### SUPPLIED DATA

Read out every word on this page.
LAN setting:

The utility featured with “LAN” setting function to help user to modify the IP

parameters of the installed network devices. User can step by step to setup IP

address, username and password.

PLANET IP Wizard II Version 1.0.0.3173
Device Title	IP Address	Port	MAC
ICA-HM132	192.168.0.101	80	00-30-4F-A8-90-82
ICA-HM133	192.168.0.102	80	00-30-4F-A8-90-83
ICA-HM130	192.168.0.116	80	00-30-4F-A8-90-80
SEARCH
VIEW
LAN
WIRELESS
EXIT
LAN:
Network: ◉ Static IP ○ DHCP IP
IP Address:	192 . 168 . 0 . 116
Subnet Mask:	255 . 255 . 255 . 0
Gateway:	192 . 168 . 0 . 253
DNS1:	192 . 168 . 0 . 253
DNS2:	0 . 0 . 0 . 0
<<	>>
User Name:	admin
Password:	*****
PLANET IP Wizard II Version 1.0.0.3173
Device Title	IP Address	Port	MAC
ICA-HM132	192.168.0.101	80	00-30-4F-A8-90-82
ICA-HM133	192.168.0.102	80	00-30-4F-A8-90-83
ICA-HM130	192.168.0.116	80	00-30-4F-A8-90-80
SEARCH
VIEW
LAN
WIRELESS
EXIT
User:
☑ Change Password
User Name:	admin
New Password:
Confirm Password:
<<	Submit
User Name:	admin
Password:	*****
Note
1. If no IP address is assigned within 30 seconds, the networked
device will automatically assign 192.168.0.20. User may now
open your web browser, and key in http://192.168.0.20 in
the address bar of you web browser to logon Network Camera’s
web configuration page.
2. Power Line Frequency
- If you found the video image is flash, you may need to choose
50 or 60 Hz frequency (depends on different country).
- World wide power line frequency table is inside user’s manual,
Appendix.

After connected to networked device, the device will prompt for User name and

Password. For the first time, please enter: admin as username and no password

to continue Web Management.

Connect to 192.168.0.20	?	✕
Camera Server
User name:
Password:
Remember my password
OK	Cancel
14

######
### SUPPLIED DATA

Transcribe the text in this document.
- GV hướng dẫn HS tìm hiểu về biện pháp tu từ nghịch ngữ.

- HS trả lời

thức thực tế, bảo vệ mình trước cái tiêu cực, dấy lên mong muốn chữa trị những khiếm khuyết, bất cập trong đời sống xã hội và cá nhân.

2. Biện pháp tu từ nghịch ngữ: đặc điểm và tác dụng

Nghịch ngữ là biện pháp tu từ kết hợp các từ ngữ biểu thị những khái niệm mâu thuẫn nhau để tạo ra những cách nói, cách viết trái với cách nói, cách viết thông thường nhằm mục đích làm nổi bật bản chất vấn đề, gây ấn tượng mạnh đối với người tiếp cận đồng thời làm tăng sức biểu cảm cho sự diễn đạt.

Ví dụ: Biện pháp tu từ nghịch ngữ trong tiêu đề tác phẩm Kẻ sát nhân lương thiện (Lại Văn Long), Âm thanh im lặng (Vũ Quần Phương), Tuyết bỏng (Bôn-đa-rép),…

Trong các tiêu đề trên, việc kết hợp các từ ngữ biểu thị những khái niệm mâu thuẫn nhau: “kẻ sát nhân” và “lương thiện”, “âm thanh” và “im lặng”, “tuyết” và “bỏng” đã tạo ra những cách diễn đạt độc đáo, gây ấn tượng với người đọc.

######

◆ **YOUR GOAL**
Show all lines from the records above where the word "thanh" occurs.

◆ **RESULT**
Ví dụ: Biện pháp tu từ nghịch ngữ trong tiêu đề tác phẩm Kẻ sát nhân lương thiện (Lại Văn Long), Âm thanh im lặng (Vũ Quần Phương), Tuyết bỏng (Bôn-đa-rép),…
Trong các tiêu đề trên, việc kết hợp các từ ngữ biểu thị những khái niệm mâu thuẫn nhau: “kẻ sát nhân” và “lương thiện”, “âm thanh” và “im lặng”, “tuyết” và “bỏng” đã tạo ra những cách diễn đạt độc đáo, gây ấn tượng với người đọc.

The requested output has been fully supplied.